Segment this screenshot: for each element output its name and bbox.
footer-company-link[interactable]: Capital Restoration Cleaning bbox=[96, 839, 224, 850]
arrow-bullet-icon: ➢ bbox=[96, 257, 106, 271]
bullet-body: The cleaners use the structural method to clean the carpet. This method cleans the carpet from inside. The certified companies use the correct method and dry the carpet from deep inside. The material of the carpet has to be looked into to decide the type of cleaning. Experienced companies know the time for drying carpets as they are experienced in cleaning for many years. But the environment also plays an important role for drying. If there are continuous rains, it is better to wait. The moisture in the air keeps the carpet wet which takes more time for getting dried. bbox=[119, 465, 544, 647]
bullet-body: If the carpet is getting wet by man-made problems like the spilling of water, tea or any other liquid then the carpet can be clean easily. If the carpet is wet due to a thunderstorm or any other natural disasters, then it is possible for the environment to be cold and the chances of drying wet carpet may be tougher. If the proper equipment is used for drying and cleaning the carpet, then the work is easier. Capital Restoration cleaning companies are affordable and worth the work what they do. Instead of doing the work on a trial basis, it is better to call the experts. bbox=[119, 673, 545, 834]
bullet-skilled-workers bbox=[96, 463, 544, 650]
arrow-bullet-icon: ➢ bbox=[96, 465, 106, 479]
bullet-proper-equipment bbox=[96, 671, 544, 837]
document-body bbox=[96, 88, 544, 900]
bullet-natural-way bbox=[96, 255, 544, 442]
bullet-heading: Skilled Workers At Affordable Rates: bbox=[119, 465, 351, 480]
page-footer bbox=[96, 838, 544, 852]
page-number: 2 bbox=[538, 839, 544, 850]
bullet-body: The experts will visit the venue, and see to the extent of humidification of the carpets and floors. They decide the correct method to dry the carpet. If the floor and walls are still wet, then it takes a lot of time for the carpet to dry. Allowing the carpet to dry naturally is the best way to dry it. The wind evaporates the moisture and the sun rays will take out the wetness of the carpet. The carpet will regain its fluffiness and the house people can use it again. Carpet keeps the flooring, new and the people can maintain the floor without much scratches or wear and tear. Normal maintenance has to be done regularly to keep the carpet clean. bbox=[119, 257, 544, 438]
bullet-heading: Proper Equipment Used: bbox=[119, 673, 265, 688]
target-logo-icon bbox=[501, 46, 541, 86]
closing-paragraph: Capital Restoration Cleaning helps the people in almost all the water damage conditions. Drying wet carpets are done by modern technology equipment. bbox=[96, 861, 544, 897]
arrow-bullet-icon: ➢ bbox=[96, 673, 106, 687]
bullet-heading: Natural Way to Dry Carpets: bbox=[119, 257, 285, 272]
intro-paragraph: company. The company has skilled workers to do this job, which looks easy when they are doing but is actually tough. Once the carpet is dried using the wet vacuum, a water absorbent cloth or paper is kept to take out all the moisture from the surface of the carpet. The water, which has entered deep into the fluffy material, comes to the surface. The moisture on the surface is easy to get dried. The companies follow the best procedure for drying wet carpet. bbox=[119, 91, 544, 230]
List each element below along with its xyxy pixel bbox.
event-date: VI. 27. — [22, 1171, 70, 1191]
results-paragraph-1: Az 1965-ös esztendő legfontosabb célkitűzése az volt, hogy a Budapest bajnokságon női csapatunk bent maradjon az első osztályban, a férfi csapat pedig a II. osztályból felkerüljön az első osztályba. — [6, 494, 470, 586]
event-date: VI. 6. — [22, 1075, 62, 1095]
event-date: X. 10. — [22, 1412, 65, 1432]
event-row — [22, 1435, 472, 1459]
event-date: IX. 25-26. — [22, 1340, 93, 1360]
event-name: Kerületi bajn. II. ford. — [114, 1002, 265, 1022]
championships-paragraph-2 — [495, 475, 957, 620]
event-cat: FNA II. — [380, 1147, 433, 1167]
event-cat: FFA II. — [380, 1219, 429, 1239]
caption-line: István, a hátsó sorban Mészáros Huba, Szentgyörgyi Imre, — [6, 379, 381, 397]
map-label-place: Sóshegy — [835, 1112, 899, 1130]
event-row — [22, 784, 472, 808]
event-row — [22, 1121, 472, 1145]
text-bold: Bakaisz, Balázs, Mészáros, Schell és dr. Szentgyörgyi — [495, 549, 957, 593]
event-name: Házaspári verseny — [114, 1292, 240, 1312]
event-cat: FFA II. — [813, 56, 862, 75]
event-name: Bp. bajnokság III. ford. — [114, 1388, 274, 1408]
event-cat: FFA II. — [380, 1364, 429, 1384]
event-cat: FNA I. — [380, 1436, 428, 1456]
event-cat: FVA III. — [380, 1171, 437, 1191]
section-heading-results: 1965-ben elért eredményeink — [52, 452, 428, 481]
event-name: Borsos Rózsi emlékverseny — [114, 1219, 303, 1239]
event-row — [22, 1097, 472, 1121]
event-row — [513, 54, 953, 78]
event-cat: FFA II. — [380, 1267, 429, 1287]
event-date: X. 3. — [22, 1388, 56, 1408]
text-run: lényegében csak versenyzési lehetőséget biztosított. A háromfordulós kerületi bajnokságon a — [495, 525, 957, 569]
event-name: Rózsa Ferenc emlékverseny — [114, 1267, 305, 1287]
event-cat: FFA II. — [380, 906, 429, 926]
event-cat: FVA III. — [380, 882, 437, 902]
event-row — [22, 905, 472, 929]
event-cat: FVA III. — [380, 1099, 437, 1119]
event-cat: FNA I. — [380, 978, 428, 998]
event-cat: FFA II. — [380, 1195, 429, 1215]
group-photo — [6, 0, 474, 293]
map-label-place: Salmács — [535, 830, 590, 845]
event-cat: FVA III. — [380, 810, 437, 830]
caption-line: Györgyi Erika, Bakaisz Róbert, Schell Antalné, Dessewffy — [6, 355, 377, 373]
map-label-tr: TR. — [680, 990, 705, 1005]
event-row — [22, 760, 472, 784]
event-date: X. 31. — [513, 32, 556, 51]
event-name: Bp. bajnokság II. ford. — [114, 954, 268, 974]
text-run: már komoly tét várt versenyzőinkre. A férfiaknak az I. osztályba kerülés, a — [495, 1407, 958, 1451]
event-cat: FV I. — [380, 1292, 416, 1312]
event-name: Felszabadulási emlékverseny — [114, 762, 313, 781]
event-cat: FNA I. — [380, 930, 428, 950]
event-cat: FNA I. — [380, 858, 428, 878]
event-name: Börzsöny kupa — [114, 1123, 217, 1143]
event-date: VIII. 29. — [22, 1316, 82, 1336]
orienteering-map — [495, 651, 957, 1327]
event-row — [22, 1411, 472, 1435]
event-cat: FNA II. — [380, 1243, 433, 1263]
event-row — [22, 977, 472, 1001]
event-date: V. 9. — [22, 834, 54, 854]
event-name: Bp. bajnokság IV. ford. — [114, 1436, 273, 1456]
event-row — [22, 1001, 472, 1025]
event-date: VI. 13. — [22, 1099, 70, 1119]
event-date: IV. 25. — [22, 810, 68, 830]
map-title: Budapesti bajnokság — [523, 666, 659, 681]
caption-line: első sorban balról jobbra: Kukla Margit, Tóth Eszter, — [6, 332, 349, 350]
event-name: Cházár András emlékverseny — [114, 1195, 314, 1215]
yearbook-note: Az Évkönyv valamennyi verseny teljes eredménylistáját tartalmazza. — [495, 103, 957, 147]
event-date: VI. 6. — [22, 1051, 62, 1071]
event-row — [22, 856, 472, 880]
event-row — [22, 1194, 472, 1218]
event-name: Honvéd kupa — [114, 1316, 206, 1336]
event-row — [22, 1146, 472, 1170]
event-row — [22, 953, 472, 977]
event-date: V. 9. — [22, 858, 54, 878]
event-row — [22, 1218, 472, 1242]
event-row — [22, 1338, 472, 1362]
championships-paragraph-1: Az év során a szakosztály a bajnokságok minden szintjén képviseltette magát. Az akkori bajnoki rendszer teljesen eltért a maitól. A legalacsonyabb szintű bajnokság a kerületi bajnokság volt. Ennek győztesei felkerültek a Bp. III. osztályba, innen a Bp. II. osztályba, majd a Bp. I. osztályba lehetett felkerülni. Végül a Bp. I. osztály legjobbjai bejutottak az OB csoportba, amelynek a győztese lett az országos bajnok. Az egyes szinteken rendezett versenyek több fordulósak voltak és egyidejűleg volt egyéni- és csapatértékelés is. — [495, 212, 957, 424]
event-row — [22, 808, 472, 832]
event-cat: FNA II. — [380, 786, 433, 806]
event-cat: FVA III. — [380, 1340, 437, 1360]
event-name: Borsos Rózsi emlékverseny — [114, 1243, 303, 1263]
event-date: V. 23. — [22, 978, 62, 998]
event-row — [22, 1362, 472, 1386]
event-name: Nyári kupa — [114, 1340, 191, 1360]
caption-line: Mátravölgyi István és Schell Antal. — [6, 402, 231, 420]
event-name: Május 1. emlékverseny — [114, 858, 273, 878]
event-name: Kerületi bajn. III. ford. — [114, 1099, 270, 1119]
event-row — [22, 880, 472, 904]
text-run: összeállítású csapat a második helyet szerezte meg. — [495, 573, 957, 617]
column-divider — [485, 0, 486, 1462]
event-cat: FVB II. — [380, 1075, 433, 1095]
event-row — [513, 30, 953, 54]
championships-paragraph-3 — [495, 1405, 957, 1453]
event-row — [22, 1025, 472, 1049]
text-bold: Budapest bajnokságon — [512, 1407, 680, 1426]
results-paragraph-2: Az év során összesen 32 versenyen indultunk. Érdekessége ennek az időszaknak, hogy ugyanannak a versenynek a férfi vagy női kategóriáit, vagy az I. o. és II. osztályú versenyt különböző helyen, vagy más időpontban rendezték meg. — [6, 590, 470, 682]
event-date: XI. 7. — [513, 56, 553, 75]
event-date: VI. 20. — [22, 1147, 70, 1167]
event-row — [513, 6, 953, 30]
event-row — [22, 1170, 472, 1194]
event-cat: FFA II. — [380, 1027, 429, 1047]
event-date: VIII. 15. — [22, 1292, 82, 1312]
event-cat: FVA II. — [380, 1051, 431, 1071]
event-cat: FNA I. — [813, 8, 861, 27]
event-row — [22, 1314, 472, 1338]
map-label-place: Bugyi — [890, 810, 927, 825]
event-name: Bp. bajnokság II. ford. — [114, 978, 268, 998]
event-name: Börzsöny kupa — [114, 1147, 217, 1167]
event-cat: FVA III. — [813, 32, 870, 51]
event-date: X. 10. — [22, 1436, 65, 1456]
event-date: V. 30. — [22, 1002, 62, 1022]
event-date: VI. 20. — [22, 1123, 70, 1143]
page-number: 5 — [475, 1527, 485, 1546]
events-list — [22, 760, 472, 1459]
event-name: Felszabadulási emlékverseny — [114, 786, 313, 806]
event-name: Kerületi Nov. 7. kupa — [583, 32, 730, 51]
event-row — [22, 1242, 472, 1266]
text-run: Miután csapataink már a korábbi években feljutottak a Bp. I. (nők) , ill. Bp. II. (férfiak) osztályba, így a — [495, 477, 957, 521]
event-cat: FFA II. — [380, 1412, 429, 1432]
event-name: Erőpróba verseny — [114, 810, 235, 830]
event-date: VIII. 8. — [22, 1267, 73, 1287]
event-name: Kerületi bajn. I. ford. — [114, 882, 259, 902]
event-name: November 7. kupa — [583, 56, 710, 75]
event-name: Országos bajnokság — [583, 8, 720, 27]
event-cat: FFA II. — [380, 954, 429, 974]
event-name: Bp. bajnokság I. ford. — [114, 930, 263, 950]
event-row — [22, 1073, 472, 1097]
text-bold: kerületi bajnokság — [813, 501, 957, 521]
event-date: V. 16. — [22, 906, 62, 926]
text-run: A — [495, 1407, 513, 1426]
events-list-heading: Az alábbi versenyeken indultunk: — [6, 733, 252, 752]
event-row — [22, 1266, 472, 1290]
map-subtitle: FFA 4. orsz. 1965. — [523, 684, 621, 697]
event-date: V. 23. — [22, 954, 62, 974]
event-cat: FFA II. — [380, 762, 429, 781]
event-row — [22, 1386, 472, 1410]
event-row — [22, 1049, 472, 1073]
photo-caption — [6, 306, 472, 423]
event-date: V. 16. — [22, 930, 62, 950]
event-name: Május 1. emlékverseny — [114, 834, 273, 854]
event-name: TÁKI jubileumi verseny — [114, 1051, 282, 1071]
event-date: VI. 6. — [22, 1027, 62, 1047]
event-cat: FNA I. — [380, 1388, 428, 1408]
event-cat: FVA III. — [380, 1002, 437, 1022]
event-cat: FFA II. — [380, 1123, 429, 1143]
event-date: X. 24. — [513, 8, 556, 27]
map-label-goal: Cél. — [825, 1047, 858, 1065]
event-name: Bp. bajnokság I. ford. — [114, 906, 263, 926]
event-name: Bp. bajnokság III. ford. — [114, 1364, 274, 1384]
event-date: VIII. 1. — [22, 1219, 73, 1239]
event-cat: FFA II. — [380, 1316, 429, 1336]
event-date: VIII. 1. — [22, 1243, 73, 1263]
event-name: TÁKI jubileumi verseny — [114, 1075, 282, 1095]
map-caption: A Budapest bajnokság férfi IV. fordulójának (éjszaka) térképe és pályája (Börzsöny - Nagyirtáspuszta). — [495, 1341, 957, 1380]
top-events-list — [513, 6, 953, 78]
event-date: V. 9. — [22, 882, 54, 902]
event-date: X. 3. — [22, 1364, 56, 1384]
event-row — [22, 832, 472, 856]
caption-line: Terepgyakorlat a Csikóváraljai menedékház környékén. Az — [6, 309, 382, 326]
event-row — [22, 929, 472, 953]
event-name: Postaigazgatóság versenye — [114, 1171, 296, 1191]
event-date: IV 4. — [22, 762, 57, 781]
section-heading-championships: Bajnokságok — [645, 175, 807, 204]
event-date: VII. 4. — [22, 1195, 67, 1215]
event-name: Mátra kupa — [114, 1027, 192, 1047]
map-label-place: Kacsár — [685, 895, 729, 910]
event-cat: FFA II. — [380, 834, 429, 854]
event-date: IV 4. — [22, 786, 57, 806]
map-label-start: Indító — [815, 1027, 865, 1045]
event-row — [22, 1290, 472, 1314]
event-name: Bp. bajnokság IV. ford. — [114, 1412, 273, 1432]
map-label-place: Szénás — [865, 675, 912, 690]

------------

Please write out the material above word for word, from its first line up to and including the line with "bullet-body: The cleaners".

Complete response
Segment this screenshot: for each element output its name and bbox.
footer-company-link[interactable]: Capital Restoration Cleaning bbox=[96, 839, 224, 850]
arrow-bullet-icon: ➢ bbox=[96, 257, 106, 271]
bullet-body: The cleaners use the structural method to clean the carpet. This method cleans the carpet from inside. The certified companies use the correct method and dry the carpet from deep inside. The material of the carpet has to be looked into to decide the type of cleaning. Experienced companies know the time for drying carpets as they are experienced in cleaning for many years. But the environment also plays an important role for drying. If there are continuous rains, it is better to wait. The moisture in the air keeps the carpet wet which takes more time for getting dried. bbox=[119, 465, 544, 647]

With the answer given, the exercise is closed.